[Material for this exercise start]
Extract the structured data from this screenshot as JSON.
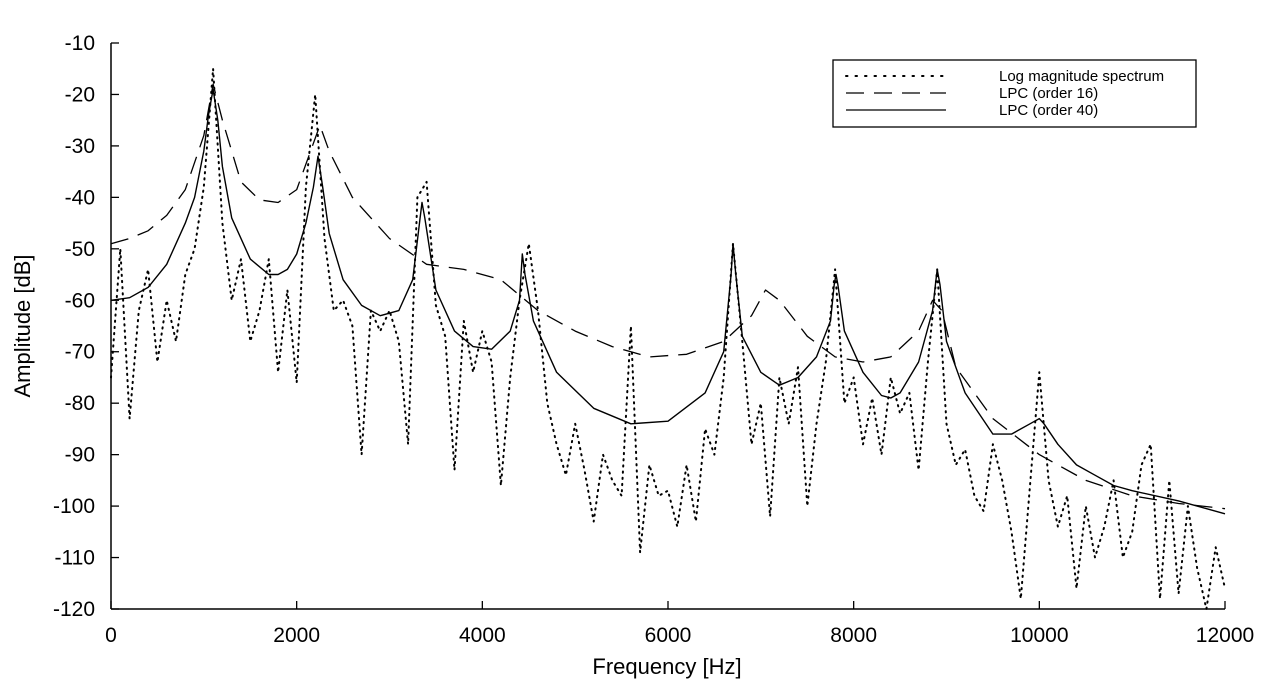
{
  "chart_data": {
    "type": "line",
    "title": "",
    "xlabel": "Frequency [Hz]",
    "ylabel": "Amplitude [dB]",
    "xlim": [
      0,
      12000
    ],
    "ylim": [
      -120,
      -10
    ],
    "grid": false,
    "legend_position": "top-right",
    "x_ticks": [
      0,
      2000,
      4000,
      6000,
      8000,
      10000,
      12000
    ],
    "y_ticks": [
      -10,
      -20,
      -30,
      -40,
      -50,
      -60,
      -70,
      -80,
      -90,
      -100,
      -110,
      -120
    ],
    "series": [
      {
        "name": "Log magnitude spectrum",
        "style": "dotted",
        "color": "#000000",
        "x": [
          0,
          100,
          200,
          300,
          400,
          500,
          600,
          700,
          800,
          900,
          1000,
          1100,
          1200,
          1300,
          1400,
          1500,
          1600,
          1700,
          1800,
          1900,
          2000,
          2100,
          2200,
          2300,
          2400,
          2500,
          2600,
          2700,
          2800,
          2900,
          3000,
          3100,
          3200,
          3300,
          3400,
          3500,
          3600,
          3700,
          3800,
          3900,
          4000,
          4100,
          4200,
          4300,
          4400,
          4500,
          4600,
          4700,
          4800,
          4900,
          5000,
          5100,
          5200,
          5300,
          5400,
          5500,
          5600,
          5700,
          5800,
          5900,
          6000,
          6100,
          6200,
          6300,
          6400,
          6500,
          6600,
          6700,
          6800,
          6900,
          7000,
          7100,
          7200,
          7300,
          7400,
          7500,
          7600,
          7700,
          7800,
          7900,
          8000,
          8100,
          8200,
          8300,
          8400,
          8500,
          8600,
          8700,
          8800,
          8900,
          9000,
          9100,
          9200,
          9300,
          9400,
          9500,
          9600,
          9700,
          9800,
          9900,
          10000,
          10100,
          10200,
          10300,
          10400,
          10500,
          10600,
          10700,
          10800,
          10900,
          11000,
          11100,
          11200,
          11300,
          11400,
          11500,
          11600,
          11700,
          11800,
          11900,
          12000
        ],
        "values": [
          -75,
          -50,
          -83,
          -62,
          -54,
          -72,
          -60,
          -68,
          -55,
          -50,
          -38,
          -15,
          -45,
          -60,
          -52,
          -68,
          -62,
          -52,
          -74,
          -58,
          -76,
          -38,
          -20,
          -48,
          -62,
          -60,
          -65,
          -90,
          -62,
          -66,
          -62,
          -68,
          -88,
          -40,
          -37,
          -61,
          -67,
          -93,
          -64,
          -74,
          -66,
          -72,
          -96,
          -75,
          -60,
          -49,
          -62,
          -80,
          -88,
          -94,
          -84,
          -93,
          -103,
          -90,
          -95,
          -98,
          -65,
          -109,
          -92,
          -98,
          -97,
          -104,
          -92,
          -103,
          -85,
          -90,
          -75,
          -49,
          -68,
          -88,
          -80,
          -102,
          -75,
          -84,
          -73,
          -100,
          -84,
          -72,
          -54,
          -80,
          -75,
          -88,
          -79,
          -90,
          -75,
          -82,
          -78,
          -93,
          -72,
          -54,
          -84,
          -92,
          -89,
          -98,
          -101,
          -88,
          -95,
          -105,
          -118,
          -96,
          -74,
          -95,
          -104,
          -98,
          -116,
          -100,
          -110,
          -104,
          -95,
          -110,
          -105,
          -92,
          -88,
          -118,
          -95,
          -117,
          -100,
          -112,
          -120,
          -108,
          -116
        ]
      },
      {
        "name": "LPC (order 16)",
        "style": "dashed",
        "color": "#000000",
        "x": [
          0,
          200,
          400,
          600,
          800,
          1000,
          1100,
          1200,
          1400,
          1600,
          1800,
          2000,
          2150,
          2250,
          2350,
          2600,
          3000,
          3400,
          3800,
          4200,
          4600,
          5000,
          5400,
          5800,
          6200,
          6600,
          6900,
          7050,
          7200,
          7500,
          7800,
          8100,
          8400,
          8700,
          8850,
          8950,
          9100,
          9500,
          10000,
          10500,
          11000,
          11500,
          12000
        ],
        "values": [
          -49,
          -48,
          -46.5,
          -43.5,
          -38.5,
          -28,
          -18,
          -25,
          -37,
          -40.5,
          -41,
          -38.5,
          -31,
          -26,
          -31,
          -40,
          -48,
          -53,
          -54,
          -56,
          -62,
          -66,
          -69,
          -71,
          -70.5,
          -68,
          -63,
          -58,
          -60,
          -67,
          -71,
          -72,
          -71,
          -66,
          -60,
          -62,
          -73,
          -83,
          -90,
          -95,
          -98,
          -99.5,
          -100.5
        ]
      },
      {
        "name": "LPC (order 40)",
        "style": "solid",
        "color": "#000000",
        "x": [
          0,
          200,
          400,
          600,
          800,
          900,
          1000,
          1050,
          1100,
          1150,
          1200,
          1300,
          1500,
          1700,
          1800,
          1900,
          2000,
          2100,
          2180,
          2230,
          2280,
          2350,
          2500,
          2700,
          2900,
          3100,
          3250,
          3330,
          3350,
          3380,
          3500,
          3700,
          3900,
          4100,
          4300,
          4400,
          4430,
          4460,
          4550,
          4800,
          5200,
          5600,
          6000,
          6400,
          6600,
          6680,
          6700,
          6730,
          6800,
          7000,
          7200,
          7400,
          7600,
          7750,
          7790,
          7810,
          7830,
          7900,
          8100,
          8300,
          8400,
          8500,
          8700,
          8850,
          8880,
          8900,
          8930,
          9000,
          9200,
          9500,
          9700,
          9900,
          10000,
          10050,
          10200,
          10400,
          10600,
          10800,
          11000,
          11500,
          12000
        ],
        "values": [
          -60,
          -59.5,
          -57.5,
          -53,
          -45,
          -40,
          -31,
          -24,
          -19,
          -25,
          -34,
          -44,
          -52,
          -55,
          -55,
          -54,
          -51,
          -45,
          -38,
          -32,
          -38,
          -47,
          -56,
          -61,
          -63,
          -62,
          -56,
          -44,
          -41,
          -44,
          -58,
          -66,
          -69,
          -69.5,
          -66,
          -60,
          -51,
          -55,
          -64,
          -74,
          -81,
          -84,
          -83.5,
          -78,
          -70,
          -55,
          -49,
          -55,
          -67,
          -74,
          -76.5,
          -75,
          -71,
          -64,
          -57,
          -55,
          -57,
          -66,
          -74,
          -78.5,
          -79,
          -78,
          -72,
          -62,
          -57,
          -54,
          -57,
          -68,
          -78,
          -86,
          -86,
          -84,
          -83,
          -84,
          -88,
          -92,
          -94,
          -96,
          -97,
          -99,
          -101.5
        ]
      }
    ]
  }
}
[Material for this exercise end]
» The problem
Above are the records. Identify each line that contains the word "name".

» Written response
        "name": "Log magnitude spectrum",
        "name": "LPC (order 16)",
        "name": "LPC (order 40)",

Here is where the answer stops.